# TASK TO CARRY OUT
It is required that all of the data be written out exactly.

■ ■ ■

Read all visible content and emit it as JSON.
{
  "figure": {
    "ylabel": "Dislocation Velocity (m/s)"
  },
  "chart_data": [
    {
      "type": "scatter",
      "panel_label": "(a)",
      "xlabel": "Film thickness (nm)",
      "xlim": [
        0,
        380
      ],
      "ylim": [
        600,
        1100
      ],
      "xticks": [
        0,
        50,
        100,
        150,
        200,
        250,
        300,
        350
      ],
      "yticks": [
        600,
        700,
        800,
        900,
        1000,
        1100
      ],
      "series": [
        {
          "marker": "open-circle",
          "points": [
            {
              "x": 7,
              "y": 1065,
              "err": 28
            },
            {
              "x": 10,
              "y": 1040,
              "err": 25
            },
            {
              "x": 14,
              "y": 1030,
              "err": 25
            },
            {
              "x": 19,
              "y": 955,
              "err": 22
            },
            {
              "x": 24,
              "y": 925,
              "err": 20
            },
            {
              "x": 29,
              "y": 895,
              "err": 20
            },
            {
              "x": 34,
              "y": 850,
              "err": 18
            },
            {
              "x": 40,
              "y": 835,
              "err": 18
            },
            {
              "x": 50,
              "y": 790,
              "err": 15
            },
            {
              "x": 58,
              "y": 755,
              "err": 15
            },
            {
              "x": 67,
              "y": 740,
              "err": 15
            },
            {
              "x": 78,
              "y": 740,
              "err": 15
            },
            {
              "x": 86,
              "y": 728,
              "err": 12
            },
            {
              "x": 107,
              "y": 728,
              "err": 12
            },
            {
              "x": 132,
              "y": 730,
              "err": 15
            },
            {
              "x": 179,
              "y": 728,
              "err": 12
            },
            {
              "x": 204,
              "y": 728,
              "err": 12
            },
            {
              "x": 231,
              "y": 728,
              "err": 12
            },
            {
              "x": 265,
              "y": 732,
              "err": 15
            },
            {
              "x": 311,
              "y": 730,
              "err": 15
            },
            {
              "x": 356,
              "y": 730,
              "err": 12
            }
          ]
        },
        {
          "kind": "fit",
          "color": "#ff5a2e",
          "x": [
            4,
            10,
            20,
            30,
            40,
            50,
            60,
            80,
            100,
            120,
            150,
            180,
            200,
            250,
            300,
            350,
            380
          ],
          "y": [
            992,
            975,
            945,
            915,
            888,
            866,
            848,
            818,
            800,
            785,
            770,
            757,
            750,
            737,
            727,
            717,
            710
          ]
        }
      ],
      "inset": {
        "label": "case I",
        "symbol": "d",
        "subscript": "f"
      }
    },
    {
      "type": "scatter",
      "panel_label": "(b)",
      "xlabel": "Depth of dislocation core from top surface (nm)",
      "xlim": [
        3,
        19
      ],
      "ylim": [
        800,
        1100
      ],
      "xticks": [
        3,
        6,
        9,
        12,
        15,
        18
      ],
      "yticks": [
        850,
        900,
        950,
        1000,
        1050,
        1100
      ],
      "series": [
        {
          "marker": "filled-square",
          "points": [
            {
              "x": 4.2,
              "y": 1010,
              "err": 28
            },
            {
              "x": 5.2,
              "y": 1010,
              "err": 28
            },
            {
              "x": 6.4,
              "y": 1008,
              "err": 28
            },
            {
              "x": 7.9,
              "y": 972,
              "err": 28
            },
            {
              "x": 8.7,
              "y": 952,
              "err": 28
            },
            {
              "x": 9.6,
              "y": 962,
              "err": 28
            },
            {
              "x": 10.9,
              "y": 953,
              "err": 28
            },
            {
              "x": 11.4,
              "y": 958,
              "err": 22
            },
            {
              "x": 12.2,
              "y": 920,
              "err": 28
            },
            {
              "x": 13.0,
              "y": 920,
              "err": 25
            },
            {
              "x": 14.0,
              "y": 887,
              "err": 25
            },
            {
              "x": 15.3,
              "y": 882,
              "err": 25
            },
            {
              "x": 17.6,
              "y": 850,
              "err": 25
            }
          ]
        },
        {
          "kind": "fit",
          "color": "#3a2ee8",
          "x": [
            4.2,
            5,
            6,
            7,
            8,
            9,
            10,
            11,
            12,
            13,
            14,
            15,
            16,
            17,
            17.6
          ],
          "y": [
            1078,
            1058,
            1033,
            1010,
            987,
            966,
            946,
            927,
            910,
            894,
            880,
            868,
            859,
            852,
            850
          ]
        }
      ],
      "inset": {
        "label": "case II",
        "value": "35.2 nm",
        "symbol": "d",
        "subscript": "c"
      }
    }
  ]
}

■ ■ ■

# TASK OUTPUT
Read all visible content and emit it as JSON.
{
  "figure": {
    "ylabel": "Dislocation Velocity (m/s)"
  },
  "chart_data": [
    {
      "type": "scatter",
      "panel_label": "(a)",
      "xlabel": "Film thickness (nm)",
      "xlim": [
        0,
        380
      ],
      "ylim": [
        600,
        1100
      ],
      "xticks": [
        0,
        50,
        100,
        150,
        200,
        250,
        300,
        350
      ],
      "yticks": [
        600,
        700,
        800,
        900,
        1000,
        1100
      ],
      "series": [
        {
          "marker": "open-circle",
          "points": [
            {
              "x": 7,
              "y": 1065,
              "err": 28
            },
            {
              "x": 10,
              "y": 1040,
              "err": 25
            },
            {
              "x": 14,
              "y": 1030,
              "err": 25
            },
            {
              "x": 19,
              "y": 955,
              "err": 22
            },
            {
              "x": 24,
              "y": 925,
              "err": 20
            },
            {
              "x": 29,
              "y": 895,
              "err": 20
            },
            {
              "x": 34,
              "y": 850,
              "err": 18
            },
            {
              "x": 40,
              "y": 835,
              "err": 18
            },
            {
              "x": 50,
              "y": 790,
              "err": 15
            },
            {
              "x": 58,
              "y": 755,
              "err": 15
            },
            {
              "x": 67,
              "y": 740,
              "err": 15
            },
            {
              "x": 78,
              "y": 740,
              "err": 15
            },
            {
              "x": 86,
              "y": 728,
              "err": 12
            },
            {
              "x": 107,
              "y": 728,
              "err": 12
            },
            {
              "x": 132,
              "y": 730,
              "err": 15
            },
            {
              "x": 179,
              "y": 728,
              "err": 12
            },
            {
              "x": 204,
              "y": 728,
              "err": 12
            },
            {
              "x": 231,
              "y": 728,
              "err": 12
            },
            {
              "x": 265,
              "y": 732,
              "err": 15
            },
            {
              "x": 311,
              "y": 730,
              "err": 15
            },
            {
              "x": 356,
              "y": 730,
              "err": 12
            }
          ]
        },
        {
          "kind": "fit",
          "color": "#ff5a2e",
          "x": [
            4,
            10,
            20,
            30,
            40,
            50,
            60,
            80,
            100,
            120,
            150,
            180,
            200,
            250,
            300,
            350,
            380
          ],
          "y": [
            992,
            975,
            945,
            915,
            888,
            866,
            848,
            818,
            800,
            785,
            770,
            757,
            750,
            737,
            727,
            717,
            710
          ]
        }
      ],
      "inset": {
        "label": "case I",
        "symbol": "d",
        "subscript": "f"
      }
    },
    {
      "type": "scatter",
      "panel_label": "(b)",
      "xlabel": "Depth of dislocation core from top surface (nm)",
      "xlim": [
        3,
        19
      ],
      "ylim": [
        800,
        1100
      ],
      "xticks": [
        3,
        6,
        9,
        12,
        15,
        18
      ],
      "yticks": [
        850,
        900,
        950,
        1000,
        1050,
        1100
      ],
      "series": [
        {
          "marker": "filled-square",
          "points": [
            {
              "x": 4.2,
              "y": 1010,
              "err": 28
            },
            {
              "x": 5.2,
              "y": 1010,
              "err": 28
            },
            {
              "x": 6.4,
              "y": 1008,
              "err": 28
            },
            {
              "x": 7.9,
              "y": 972,
              "err": 28
            },
            {
              "x": 8.7,
              "y": 952,
              "err": 28
            },
            {
              "x": 9.6,
              "y": 962,
              "err": 28
            },
            {
              "x": 10.9,
              "y": 953,
              "err": 28
            },
            {
              "x": 11.4,
              "y": 958,
              "err": 22
            },
            {
              "x": 12.2,
              "y": 920,
              "err": 28
            },
            {
              "x": 13.0,
              "y": 920,
              "err": 25
            },
            {
              "x": 14.0,
              "y": 887,
              "err": 25
            },
            {
              "x": 15.3,
              "y": 882,
              "err": 25
            },
            {
              "x": 17.6,
              "y": 850,
              "err": 25
            }
          ]
        },
        {
          "kind": "fit",
          "color": "#3a2ee8",
          "x": [
            4.2,
            5,
            6,
            7,
            8,
            9,
            10,
            11,
            12,
            13,
            14,
            15,
            16,
            17,
            17.6
          ],
          "y": [
            1078,
            1058,
            1033,
            1010,
            987,
            966,
            946,
            927,
            910,
            894,
            880,
            868,
            859,
            852,
            850
          ]
        }
      ],
      "inset": {
        "label": "case II",
        "value": "35.2 nm",
        "symbol": "d",
        "subscript": "c"
      }
    }
  ]
}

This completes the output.